▶ [Objective]: Repeat each entry exactly and drop the pictures.

▶ [Listed records]:
···

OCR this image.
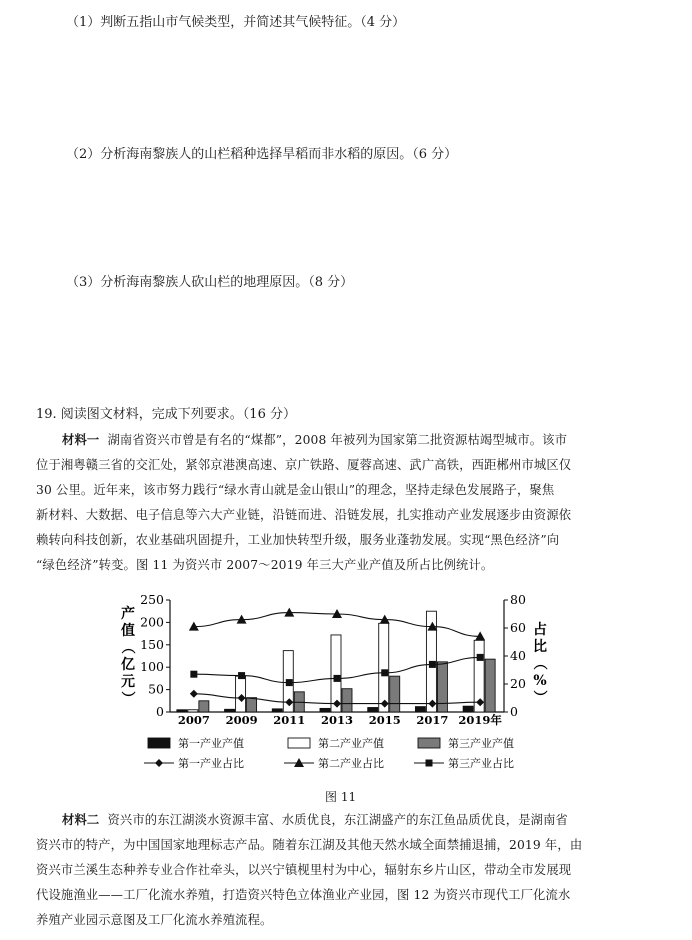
（1）判断五指山市气候类型，并简述其气候特征。（4 分）
（2）分析海南黎族人的山栏稻种选择旱稻而非水稻的原因。（6 分）
（3）分析海南黎族人砍山栏的地理原因。（8 分）
19. 阅读图文材料，完成下列要求。（16 分）
材料一 湖南省资兴市曾是有名的“煤都”，2008 年被列为国家第二批资源枯竭型城市。该市
位于湘粤赣三省的交汇处，紧邻京港澳高速、京广铁路、厦蓉高速、武广高铁，西距郴州市城区仅
30 公里。近年来，该市努力践行“绿水青山就是金山银山”的理念，坚持走绿色发展路子，聚焦
新材料、大数据、电子信息等六大产业链，沿链而进、沿链发展，扎实推动产业发展逐步由资源依
赖转向科技创新，农业基础巩固提升，工业加快转型升级，服务业蓬勃发展。实现“黑色经济”向
“绿色经济”转变。图 11 为资兴市 2007～2019 年三大产业产值及所占比例统计。
0
50
100
150
200
250
0
20
40
60
80
2007 2009 2011 2013 2015 2017 2019年
产
值
（
亿
元
）
占
比
（
%
）
第一产业产值	第二产业产值	第三产业产值
第一产业占比	第二产业占比	第三产业占比
图 11
材料二 资兴市的东江湖淡水资源丰富、水质优良，东江湖盛产的东江鱼品质优良，是湖南省
资兴市的特产，为中国国家地理标志产品。随着东江湖及其他天然水域全面禁捕退捕，2019 年，由
资兴市兰溪生态种养专业合作社牵头，以兴宁镇枧里村为中心，辐射东乡片山区，带动全市发展现
代设施渔业——工厂化流水养殖，打造资兴特色立体渔业产业园，图 12 为资兴市现代工厂化流水
养殖产业园示意图及工厂化流水养殖流程。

···

▶ [Solved problem]:
OCR this image.
（1）判断五指山市气候类型，并简述其气候特征。（4 分）
（2）分析海南黎族人的山栏稻种选择旱稻而非水稻的原因。（6 分）
（3）分析海南黎族人砍山栏的地理原因。（8 分）
19. 阅读图文材料，完成下列要求。（16 分）
材料一 湖南省资兴市曾是有名的“煤都”，2008 年被列为国家第二批资源枯竭型城市。该市
位于湘粤赣三省的交汇处，紧邻京港澳高速、京广铁路、厦蓉高速、武广高铁，西距郴州市城区仅
30 公里。近年来，该市努力践行“绿水青山就是金山银山”的理念，坚持走绿色发展路子，聚焦
新材料、大数据、电子信息等六大产业链，沿链而进、沿链发展，扎实推动产业发展逐步由资源依
赖转向科技创新，农业基础巩固提升，工业加快转型升级，服务业蓬勃发展。实现“黑色经济”向
“绿色经济”转变。图 11 为资兴市 2007～2019 年三大产业产值及所占比例统计。
0
50
100
150
200
250
0
20
40
60
80
2007 2009 2011 2013 2015 2017 2019年
产
值
（
亿
元
）
占
比
（
%
）
第一产业产值	第二产业产值	第三产业产值
第一产业占比	第二产业占比	第三产业占比
图 11
材料二 资兴市的东江湖淡水资源丰富、水质优良，东江湖盛产的东江鱼品质优良，是湖南省
资兴市的特产，为中国国家地理标志产品。随着东江湖及其他天然水域全面禁捕退捕，2019 年，由
资兴市兰溪生态种养专业合作社牵头，以兴宁镇枧里村为中心，辐射东乡片山区，带动全市发展现
代设施渔业——工厂化流水养殖，打造资兴特色立体渔业产业园，图 12 为资兴市现代工厂化流水
养殖产业园示意图及工厂化流水养殖流程。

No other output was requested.